• _Requirement_
Rewrite the material starting at its beginning and ending at the line containing "data-point-s5 xyxy=(810,364,822,375)", with "subplot-title" switched to "panel-title" everywhere and nothing else altered.

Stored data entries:
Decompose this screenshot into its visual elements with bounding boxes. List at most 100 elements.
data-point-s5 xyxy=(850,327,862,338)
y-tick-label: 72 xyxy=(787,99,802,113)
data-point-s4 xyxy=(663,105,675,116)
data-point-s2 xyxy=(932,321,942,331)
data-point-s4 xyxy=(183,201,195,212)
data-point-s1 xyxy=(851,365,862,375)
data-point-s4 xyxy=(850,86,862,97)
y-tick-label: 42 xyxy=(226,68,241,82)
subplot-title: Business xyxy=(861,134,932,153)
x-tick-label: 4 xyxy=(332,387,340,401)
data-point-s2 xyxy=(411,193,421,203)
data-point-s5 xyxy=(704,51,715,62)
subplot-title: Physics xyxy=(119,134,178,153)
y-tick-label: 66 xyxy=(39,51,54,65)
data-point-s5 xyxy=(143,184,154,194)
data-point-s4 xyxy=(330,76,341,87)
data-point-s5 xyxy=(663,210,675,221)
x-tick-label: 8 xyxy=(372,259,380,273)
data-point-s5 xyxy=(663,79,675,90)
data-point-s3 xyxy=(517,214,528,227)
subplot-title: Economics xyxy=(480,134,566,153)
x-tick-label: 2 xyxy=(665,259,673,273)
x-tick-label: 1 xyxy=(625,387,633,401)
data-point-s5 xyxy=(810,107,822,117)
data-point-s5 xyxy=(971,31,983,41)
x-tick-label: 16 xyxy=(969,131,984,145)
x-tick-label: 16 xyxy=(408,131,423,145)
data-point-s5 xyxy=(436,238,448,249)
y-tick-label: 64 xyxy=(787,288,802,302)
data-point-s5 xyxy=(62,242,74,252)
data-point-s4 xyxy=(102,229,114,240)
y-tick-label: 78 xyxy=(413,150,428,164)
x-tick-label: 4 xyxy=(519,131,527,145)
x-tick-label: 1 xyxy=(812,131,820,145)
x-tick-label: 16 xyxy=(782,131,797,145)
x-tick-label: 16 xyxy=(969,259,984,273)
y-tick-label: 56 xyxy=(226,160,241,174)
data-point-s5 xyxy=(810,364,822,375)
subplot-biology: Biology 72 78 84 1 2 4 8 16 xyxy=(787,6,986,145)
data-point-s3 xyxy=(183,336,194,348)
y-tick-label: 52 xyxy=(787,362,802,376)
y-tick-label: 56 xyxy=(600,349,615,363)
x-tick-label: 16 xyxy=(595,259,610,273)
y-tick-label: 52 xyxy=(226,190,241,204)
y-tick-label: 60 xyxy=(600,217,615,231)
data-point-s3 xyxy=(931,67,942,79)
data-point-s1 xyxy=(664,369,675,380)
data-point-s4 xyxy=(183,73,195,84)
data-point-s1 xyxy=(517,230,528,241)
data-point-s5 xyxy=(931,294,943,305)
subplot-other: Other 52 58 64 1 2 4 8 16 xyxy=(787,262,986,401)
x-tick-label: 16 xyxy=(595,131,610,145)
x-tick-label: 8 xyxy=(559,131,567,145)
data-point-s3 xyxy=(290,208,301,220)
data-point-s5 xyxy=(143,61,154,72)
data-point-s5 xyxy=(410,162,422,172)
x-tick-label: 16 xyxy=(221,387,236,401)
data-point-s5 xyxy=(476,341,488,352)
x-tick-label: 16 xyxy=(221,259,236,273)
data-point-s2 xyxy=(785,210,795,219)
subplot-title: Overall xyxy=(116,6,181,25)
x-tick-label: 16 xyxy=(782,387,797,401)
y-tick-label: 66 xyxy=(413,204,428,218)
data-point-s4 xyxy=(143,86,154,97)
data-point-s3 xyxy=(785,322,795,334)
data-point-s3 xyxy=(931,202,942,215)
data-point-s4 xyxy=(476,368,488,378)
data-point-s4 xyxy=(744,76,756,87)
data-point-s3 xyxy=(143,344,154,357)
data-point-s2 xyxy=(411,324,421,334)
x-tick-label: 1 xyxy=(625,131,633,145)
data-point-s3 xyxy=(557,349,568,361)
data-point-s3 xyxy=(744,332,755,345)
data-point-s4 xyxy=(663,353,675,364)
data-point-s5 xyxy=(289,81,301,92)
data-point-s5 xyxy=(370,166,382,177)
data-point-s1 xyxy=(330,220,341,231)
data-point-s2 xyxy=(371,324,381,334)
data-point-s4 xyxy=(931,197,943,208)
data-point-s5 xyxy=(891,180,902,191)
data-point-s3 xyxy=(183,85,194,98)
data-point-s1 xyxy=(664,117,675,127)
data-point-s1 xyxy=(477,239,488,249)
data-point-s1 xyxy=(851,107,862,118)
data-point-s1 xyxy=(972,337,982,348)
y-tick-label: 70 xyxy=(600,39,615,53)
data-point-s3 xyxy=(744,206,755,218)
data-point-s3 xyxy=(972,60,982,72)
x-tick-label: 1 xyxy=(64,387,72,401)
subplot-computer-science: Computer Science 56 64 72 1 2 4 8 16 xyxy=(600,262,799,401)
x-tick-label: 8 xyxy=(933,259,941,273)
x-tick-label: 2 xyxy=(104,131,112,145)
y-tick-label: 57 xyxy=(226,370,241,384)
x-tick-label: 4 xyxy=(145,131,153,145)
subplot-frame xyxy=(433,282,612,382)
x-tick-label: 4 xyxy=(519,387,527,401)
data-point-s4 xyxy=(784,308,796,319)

• _Task result_
Decompose this screenshot into its visual elements with bounding boxes. List at most 100 elements.
data-point-s5 xyxy=(850,327,862,338)
y-tick-label: 72 xyxy=(787,99,802,113)
data-point-s4 xyxy=(663,105,675,116)
data-point-s2 xyxy=(932,321,942,331)
data-point-s4 xyxy=(183,201,195,212)
data-point-s1 xyxy=(851,365,862,375)
data-point-s4 xyxy=(850,86,862,97)
y-tick-label: 42 xyxy=(226,68,241,82)
panel-title: Business xyxy=(861,134,932,153)
x-tick-label: 4 xyxy=(332,387,340,401)
data-point-s2 xyxy=(411,193,421,203)
data-point-s5 xyxy=(704,51,715,62)
panel-title: Physics xyxy=(119,134,178,153)
y-tick-label: 66 xyxy=(39,51,54,65)
data-point-s5 xyxy=(143,184,154,194)
data-point-s4 xyxy=(330,76,341,87)
data-point-s5 xyxy=(663,210,675,221)
x-tick-label: 8 xyxy=(372,259,380,273)
data-point-s5 xyxy=(663,79,675,90)
data-point-s3 xyxy=(517,214,528,227)
panel-title: Economics xyxy=(480,134,566,153)
x-tick-label: 2 xyxy=(665,259,673,273)
x-tick-label: 1 xyxy=(625,387,633,401)
data-point-s5 xyxy=(810,107,822,117)
data-point-s5 xyxy=(971,31,983,41)
x-tick-label: 16 xyxy=(969,131,984,145)
x-tick-label: 16 xyxy=(408,131,423,145)
data-point-s5 xyxy=(436,238,448,249)
y-tick-label: 64 xyxy=(787,288,802,302)
data-point-s5 xyxy=(62,242,74,252)
data-point-s4 xyxy=(102,229,114,240)
y-tick-label: 78 xyxy=(413,150,428,164)
x-tick-label: 4 xyxy=(519,131,527,145)
x-tick-label: 1 xyxy=(812,131,820,145)
x-tick-label: 16 xyxy=(782,131,797,145)
x-tick-label: 16 xyxy=(969,259,984,273)
y-tick-label: 56 xyxy=(226,160,241,174)
data-point-s5 xyxy=(810,364,822,375)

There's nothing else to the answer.